What the exercise asks - Write out all entries word for word.

# The input start

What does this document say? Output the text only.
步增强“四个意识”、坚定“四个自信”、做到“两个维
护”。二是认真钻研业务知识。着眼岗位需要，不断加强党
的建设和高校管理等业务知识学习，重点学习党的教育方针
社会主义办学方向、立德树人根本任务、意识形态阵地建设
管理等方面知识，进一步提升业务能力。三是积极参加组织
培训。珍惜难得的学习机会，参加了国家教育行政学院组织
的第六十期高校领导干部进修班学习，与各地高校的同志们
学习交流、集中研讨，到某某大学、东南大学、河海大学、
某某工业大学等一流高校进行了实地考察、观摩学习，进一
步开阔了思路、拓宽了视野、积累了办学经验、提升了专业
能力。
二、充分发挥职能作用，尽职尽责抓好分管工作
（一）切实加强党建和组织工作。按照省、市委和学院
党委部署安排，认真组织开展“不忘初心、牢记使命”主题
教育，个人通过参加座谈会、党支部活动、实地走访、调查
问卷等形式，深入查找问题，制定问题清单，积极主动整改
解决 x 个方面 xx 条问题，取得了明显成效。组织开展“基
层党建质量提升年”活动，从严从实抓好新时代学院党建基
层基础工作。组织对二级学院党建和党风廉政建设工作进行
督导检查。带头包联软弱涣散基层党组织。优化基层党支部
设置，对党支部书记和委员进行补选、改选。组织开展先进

# The input end

In response -
What does this document say? Output the text only.
步增强“四个意识”、坚定“四个自信”、做到“两个维
护”。二是认真钻研业务知识。着眼岗位需要，不断加强党
的建设和高校管理等业务知识学习，重点学习党的教育方针
社会主义办学方向、立德树人根本任务、意识形态阵地建设
管理等方面知识，进一步提升业务能力。三是积极参加组织
培训。珍惜难得的学习机会，参加了国家教育行政学院组织
的第六十期高校领导干部进修班学习，与各地高校的同志们
学习交流、集中研讨，到某某大学、东南大学、河海大学、
某某工业大学等一流高校进行了实地考察、观摩学习，进一
步开阔了思路、拓宽了视野、积累了办学经验、提升了专业
能力。
二、充分发挥职能作用，尽职尽责抓好分管工作
（一）切实加强党建和组织工作。按照省、市委和学院
党委部署安排，认真组织开展“不忘初心、牢记使命”主题
教育，个人通过参加座谈会、党支部活动、实地走访、调查
问卷等形式，深入查找问题，制定问题清单，积极主动整改
解决 x 个方面 xx 条问题，取得了明显成效。组织开展“基
层党建质量提升年”活动，从严从实抓好新时代学院党建基
层基础工作。组织对二级学院党建和党风廉政建设工作进行
督导检查。带头包联软弱涣散基层党组织。优化基层党支部
设置，对党支部书记和委员进行补选、改选。组织开展先进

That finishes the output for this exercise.